— BEGIN —

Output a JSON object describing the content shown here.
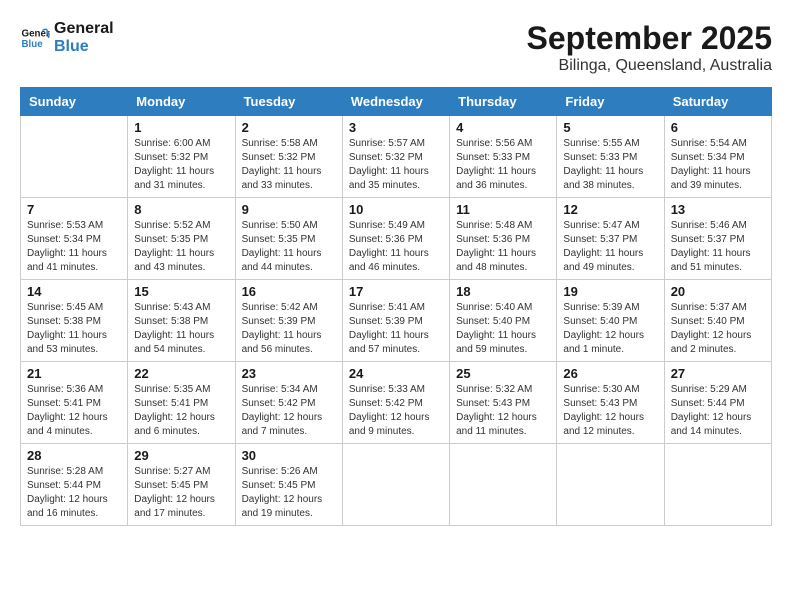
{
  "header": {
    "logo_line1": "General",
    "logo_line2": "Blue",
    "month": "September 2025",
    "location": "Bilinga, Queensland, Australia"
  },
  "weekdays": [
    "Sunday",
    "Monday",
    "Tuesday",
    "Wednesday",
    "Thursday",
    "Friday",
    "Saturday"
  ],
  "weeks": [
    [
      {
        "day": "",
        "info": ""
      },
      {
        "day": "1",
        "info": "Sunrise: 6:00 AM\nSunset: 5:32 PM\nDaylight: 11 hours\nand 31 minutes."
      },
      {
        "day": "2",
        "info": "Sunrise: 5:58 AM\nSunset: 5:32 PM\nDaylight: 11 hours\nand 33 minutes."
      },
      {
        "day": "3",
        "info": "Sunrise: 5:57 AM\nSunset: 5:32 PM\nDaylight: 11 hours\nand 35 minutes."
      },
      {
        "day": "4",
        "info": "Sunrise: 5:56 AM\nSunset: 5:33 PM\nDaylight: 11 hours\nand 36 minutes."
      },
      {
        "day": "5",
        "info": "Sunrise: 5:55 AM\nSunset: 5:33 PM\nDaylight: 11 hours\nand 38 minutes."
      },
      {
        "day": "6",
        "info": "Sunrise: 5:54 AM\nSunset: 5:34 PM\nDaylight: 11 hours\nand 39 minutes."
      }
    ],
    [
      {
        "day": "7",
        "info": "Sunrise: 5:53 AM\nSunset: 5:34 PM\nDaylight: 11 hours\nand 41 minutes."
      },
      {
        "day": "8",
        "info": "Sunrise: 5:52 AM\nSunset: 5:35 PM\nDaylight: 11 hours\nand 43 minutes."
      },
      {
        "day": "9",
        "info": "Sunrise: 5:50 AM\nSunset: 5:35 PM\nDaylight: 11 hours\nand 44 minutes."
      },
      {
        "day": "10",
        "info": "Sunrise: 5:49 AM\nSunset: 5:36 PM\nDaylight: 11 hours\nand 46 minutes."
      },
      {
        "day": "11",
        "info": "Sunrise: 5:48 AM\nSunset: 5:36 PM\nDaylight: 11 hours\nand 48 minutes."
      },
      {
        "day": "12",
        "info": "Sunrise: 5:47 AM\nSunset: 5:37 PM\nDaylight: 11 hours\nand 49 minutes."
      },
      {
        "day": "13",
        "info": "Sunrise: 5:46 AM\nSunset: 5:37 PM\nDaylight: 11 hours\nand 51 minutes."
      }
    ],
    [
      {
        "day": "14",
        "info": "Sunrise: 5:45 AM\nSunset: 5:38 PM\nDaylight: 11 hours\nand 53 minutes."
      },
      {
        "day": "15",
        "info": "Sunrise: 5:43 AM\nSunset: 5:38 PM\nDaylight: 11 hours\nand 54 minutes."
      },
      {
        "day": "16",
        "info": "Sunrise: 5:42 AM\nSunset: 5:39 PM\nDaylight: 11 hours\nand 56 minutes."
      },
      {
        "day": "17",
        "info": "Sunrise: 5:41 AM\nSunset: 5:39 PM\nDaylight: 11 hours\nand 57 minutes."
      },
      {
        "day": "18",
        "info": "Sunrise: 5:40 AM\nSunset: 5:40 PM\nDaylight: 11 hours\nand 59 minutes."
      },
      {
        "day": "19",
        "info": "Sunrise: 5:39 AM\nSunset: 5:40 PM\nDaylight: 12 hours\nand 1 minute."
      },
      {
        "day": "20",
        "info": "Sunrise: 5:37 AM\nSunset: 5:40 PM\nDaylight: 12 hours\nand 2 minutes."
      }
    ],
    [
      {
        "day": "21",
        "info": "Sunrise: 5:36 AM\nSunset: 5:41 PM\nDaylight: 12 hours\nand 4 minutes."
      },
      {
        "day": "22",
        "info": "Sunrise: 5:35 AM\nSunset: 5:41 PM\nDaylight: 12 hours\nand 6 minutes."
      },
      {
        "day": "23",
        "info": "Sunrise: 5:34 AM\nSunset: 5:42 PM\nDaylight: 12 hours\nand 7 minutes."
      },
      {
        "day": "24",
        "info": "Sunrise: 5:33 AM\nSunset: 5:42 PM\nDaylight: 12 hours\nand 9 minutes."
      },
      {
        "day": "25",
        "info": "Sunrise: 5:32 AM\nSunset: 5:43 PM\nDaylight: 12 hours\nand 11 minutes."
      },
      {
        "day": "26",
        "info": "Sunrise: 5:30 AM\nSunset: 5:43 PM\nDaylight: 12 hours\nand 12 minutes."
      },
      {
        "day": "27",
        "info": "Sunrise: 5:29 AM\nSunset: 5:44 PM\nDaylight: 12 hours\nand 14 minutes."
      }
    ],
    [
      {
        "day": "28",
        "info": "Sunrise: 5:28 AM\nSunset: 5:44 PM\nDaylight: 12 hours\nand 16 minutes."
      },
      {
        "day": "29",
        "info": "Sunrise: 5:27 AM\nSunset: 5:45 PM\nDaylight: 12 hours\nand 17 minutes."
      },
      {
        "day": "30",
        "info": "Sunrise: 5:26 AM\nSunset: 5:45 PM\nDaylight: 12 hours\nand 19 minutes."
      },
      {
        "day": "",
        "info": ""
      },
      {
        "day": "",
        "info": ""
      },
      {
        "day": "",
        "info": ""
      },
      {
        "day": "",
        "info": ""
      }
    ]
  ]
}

— END —

WHAT IS BEING ASKED. Nothing but the pictures may be dropped; output the records above exactly.

FINAL RESULT.
Output a JSON object describing the content shown here.
{
  "header": {
    "logo_line1": "General",
    "logo_line2": "Blue",
    "month": "September 2025",
    "location": "Bilinga, Queensland, Australia"
  },
  "weekdays": [
    "Sunday",
    "Monday",
    "Tuesday",
    "Wednesday",
    "Thursday",
    "Friday",
    "Saturday"
  ],
  "weeks": [
    [
      {
        "day": "",
        "info": ""
      },
      {
        "day": "1",
        "info": "Sunrise: 6:00 AM\nSunset: 5:32 PM\nDaylight: 11 hours\nand 31 minutes."
      },
      {
        "day": "2",
        "info": "Sunrise: 5:58 AM\nSunset: 5:32 PM\nDaylight: 11 hours\nand 33 minutes."
      },
      {
        "day": "3",
        "info": "Sunrise: 5:57 AM\nSunset: 5:32 PM\nDaylight: 11 hours\nand 35 minutes."
      },
      {
        "day": "4",
        "info": "Sunrise: 5:56 AM\nSunset: 5:33 PM\nDaylight: 11 hours\nand 36 minutes."
      },
      {
        "day": "5",
        "info": "Sunrise: 5:55 AM\nSunset: 5:33 PM\nDaylight: 11 hours\nand 38 minutes."
      },
      {
        "day": "6",
        "info": "Sunrise: 5:54 AM\nSunset: 5:34 PM\nDaylight: 11 hours\nand 39 minutes."
      }
    ],
    [
      {
        "day": "7",
        "info": "Sunrise: 5:53 AM\nSunset: 5:34 PM\nDaylight: 11 hours\nand 41 minutes."
      },
      {
        "day": "8",
        "info": "Sunrise: 5:52 AM\nSunset: 5:35 PM\nDaylight: 11 hours\nand 43 minutes."
      },
      {
        "day": "9",
        "info": "Sunrise: 5:50 AM\nSunset: 5:35 PM\nDaylight: 11 hours\nand 44 minutes."
      },
      {
        "day": "10",
        "info": "Sunrise: 5:49 AM\nSunset: 5:36 PM\nDaylight: 11 hours\nand 46 minutes."
      },
      {
        "day": "11",
        "info": "Sunrise: 5:48 AM\nSunset: 5:36 PM\nDaylight: 11 hours\nand 48 minutes."
      },
      {
        "day": "12",
        "info": "Sunrise: 5:47 AM\nSunset: 5:37 PM\nDaylight: 11 hours\nand 49 minutes."
      },
      {
        "day": "13",
        "info": "Sunrise: 5:46 AM\nSunset: 5:37 PM\nDaylight: 11 hours\nand 51 minutes."
      }
    ],
    [
      {
        "day": "14",
        "info": "Sunrise: 5:45 AM\nSunset: 5:38 PM\nDaylight: 11 hours\nand 53 minutes."
      },
      {
        "day": "15",
        "info": "Sunrise: 5:43 AM\nSunset: 5:38 PM\nDaylight: 11 hours\nand 54 minutes."
      },
      {
        "day": "16",
        "info": "Sunrise: 5:42 AM\nSunset: 5:39 PM\nDaylight: 11 hours\nand 56 minutes."
      },
      {
        "day": "17",
        "info": "Sunrise: 5:41 AM\nSunset: 5:39 PM\nDaylight: 11 hours\nand 57 minutes."
      },
      {
        "day": "18",
        "info": "Sunrise: 5:40 AM\nSunset: 5:40 PM\nDaylight: 11 hours\nand 59 minutes."
      },
      {
        "day": "19",
        "info": "Sunrise: 5:39 AM\nSunset: 5:40 PM\nDaylight: 12 hours\nand 1 minute."
      },
      {
        "day": "20",
        "info": "Sunrise: 5:37 AM\nSunset: 5:40 PM\nDaylight: 12 hours\nand 2 minutes."
      }
    ],
    [
      {
        "day": "21",
        "info": "Sunrise: 5:36 AM\nSunset: 5:41 PM\nDaylight: 12 hours\nand 4 minutes."
      },
      {
        "day": "22",
        "info": "Sunrise: 5:35 AM\nSunset: 5:41 PM\nDaylight: 12 hours\nand 6 minutes."
      },
      {
        "day": "23",
        "info": "Sunrise: 5:34 AM\nSunset: 5:42 PM\nDaylight: 12 hours\nand 7 minutes."
      },
      {
        "day": "24",
        "info": "Sunrise: 5:33 AM\nSunset: 5:42 PM\nDaylight: 12 hours\nand 9 minutes."
      },
      {
        "day": "25",
        "info": "Sunrise: 5:32 AM\nSunset: 5:43 PM\nDaylight: 12 hours\nand 11 minutes."
      },
      {
        "day": "26",
        "info": "Sunrise: 5:30 AM\nSunset: 5:43 PM\nDaylight: 12 hours\nand 12 minutes."
      },
      {
        "day": "27",
        "info": "Sunrise: 5:29 AM\nSunset: 5:44 PM\nDaylight: 12 hours\nand 14 minutes."
      }
    ],
    [
      {
        "day": "28",
        "info": "Sunrise: 5:28 AM\nSunset: 5:44 PM\nDaylight: 12 hours\nand 16 minutes."
      },
      {
        "day": "29",
        "info": "Sunrise: 5:27 AM\nSunset: 5:45 PM\nDaylight: 12 hours\nand 17 minutes."
      },
      {
        "day": "30",
        "info": "Sunrise: 5:26 AM\nSunset: 5:45 PM\nDaylight: 12 hours\nand 19 minutes."
      },
      {
        "day": "",
        "info": ""
      },
      {
        "day": "",
        "info": ""
      },
      {
        "day": "",
        "info": ""
      },
      {
        "day": "",
        "info": ""
      }
    ]
  ]
}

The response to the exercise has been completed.